- [RECORD LIST]:
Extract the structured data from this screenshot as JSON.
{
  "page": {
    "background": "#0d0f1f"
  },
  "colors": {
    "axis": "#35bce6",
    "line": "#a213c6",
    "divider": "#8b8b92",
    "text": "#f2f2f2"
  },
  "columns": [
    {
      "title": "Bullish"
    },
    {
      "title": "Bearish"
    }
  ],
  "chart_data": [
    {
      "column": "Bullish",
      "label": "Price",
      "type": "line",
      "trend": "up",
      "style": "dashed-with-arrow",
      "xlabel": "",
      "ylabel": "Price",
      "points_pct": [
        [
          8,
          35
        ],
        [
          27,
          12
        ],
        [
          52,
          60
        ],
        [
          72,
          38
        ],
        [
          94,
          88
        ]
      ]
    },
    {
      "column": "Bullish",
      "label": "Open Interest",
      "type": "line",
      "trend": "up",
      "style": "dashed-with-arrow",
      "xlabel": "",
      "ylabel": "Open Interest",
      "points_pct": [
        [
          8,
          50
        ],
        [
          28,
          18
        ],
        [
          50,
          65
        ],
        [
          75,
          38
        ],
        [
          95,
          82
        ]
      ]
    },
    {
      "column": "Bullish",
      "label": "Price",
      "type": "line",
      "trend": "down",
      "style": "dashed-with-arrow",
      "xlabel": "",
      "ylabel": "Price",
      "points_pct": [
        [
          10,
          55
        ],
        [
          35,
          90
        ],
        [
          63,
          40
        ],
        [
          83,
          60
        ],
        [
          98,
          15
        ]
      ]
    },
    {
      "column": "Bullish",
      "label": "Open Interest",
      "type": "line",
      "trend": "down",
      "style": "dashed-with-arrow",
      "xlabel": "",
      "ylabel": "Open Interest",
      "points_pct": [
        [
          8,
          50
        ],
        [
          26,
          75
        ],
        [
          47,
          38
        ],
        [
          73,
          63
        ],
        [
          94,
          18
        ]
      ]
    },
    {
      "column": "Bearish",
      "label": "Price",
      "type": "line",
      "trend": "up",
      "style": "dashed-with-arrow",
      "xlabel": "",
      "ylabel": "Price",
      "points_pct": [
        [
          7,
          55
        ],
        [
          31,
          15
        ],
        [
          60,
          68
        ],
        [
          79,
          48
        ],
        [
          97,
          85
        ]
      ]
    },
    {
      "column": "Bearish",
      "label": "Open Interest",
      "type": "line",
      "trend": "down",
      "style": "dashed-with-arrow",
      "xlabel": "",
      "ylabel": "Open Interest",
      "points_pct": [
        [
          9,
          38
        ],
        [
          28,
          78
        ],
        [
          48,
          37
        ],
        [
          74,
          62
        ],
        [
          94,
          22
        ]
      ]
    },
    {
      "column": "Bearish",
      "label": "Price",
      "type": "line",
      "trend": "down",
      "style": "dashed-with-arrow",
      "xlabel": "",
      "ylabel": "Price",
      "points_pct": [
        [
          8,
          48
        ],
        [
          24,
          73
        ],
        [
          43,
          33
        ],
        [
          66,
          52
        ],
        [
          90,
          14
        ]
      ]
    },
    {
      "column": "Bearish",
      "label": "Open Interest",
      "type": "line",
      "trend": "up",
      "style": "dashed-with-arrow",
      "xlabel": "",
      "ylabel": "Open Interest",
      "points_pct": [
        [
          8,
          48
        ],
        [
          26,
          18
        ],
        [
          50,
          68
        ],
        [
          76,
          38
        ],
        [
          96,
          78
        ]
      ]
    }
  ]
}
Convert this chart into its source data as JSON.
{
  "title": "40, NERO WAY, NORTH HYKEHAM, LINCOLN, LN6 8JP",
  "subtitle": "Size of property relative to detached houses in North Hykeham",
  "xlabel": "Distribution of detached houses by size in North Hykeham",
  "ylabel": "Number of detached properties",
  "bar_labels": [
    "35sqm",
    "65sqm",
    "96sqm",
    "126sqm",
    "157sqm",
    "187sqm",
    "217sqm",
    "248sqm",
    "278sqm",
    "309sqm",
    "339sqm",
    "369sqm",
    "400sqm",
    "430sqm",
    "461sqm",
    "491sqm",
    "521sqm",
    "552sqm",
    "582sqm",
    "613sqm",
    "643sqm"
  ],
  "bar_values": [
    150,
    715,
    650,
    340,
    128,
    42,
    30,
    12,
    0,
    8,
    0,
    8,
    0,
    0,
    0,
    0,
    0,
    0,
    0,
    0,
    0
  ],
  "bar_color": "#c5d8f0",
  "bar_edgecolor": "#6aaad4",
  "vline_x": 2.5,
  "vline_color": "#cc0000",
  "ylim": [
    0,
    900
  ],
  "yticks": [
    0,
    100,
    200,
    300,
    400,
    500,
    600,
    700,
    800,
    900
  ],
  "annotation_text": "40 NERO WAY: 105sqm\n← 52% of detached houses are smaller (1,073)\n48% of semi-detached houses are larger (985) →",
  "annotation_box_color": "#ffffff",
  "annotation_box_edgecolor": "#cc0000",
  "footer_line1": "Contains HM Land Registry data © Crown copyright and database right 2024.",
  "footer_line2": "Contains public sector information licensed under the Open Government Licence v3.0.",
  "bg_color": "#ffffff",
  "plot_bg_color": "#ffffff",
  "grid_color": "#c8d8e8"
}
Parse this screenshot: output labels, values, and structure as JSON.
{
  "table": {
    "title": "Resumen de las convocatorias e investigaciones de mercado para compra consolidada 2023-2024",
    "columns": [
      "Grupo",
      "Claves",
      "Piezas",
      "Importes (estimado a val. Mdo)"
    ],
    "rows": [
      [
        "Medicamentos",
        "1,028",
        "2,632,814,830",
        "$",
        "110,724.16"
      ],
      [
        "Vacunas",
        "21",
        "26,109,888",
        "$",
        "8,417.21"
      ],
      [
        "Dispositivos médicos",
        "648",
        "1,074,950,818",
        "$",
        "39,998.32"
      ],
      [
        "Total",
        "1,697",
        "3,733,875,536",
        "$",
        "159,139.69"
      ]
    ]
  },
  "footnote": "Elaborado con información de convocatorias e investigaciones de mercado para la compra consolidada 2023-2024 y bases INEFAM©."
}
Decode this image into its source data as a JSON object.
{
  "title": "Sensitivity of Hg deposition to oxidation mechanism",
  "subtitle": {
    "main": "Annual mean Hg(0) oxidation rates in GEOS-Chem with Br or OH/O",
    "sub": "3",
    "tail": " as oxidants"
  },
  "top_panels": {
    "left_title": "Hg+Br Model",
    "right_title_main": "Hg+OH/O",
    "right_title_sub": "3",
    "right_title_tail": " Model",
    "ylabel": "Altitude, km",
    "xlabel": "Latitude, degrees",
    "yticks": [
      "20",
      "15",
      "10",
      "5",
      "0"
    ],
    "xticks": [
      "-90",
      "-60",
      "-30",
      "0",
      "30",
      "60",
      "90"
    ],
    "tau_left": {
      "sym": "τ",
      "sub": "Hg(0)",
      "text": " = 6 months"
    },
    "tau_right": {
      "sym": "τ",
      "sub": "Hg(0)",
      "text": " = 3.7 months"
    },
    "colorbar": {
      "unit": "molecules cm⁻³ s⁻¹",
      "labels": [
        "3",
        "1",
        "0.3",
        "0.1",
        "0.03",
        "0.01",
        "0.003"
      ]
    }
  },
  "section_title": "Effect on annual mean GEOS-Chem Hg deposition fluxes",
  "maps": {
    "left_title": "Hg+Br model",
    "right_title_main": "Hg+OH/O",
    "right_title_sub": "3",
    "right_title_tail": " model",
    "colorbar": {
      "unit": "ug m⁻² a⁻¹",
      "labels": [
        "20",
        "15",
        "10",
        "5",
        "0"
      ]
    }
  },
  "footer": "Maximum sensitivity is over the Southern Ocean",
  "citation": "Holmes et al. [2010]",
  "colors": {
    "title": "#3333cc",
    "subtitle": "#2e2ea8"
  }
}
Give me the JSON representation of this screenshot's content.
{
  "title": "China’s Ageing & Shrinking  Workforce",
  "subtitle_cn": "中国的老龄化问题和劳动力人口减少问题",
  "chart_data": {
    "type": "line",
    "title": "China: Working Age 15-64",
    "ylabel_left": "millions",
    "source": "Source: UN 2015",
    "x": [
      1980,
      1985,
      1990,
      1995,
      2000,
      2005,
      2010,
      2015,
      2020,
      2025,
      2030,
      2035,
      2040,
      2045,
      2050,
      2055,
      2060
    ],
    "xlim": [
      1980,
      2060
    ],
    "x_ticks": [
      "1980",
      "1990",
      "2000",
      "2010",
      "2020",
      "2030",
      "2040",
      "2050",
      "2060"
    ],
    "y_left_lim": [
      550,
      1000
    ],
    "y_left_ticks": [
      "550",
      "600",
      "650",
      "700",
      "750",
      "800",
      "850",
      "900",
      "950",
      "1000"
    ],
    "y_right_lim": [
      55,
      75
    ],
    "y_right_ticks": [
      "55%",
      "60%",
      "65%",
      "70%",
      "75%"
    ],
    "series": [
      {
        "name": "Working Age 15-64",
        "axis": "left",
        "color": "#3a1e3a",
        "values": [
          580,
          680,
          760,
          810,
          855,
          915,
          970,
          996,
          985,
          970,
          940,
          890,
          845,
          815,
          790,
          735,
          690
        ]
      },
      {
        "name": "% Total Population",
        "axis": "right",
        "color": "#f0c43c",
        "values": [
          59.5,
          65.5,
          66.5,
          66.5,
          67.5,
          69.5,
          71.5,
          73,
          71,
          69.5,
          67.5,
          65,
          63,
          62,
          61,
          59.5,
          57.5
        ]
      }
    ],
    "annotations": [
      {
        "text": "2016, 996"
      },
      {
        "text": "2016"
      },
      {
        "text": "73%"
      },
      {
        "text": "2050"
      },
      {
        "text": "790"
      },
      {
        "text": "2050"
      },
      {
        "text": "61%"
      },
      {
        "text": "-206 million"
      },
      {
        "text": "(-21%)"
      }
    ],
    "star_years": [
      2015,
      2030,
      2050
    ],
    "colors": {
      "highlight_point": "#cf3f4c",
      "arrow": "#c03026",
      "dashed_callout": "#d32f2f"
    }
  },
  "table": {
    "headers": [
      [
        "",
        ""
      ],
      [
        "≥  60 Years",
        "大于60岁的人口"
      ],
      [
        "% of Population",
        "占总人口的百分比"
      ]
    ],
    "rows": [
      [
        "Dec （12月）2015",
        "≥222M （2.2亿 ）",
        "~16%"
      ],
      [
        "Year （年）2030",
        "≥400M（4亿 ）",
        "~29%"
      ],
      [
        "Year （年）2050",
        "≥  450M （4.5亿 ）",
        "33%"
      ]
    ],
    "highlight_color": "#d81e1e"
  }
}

- [EXERCISE OBJECTIVE]: Lines holding the word "Population" should be counted across the entries; state only how many there are.

- [ANSWER BELOW]: 2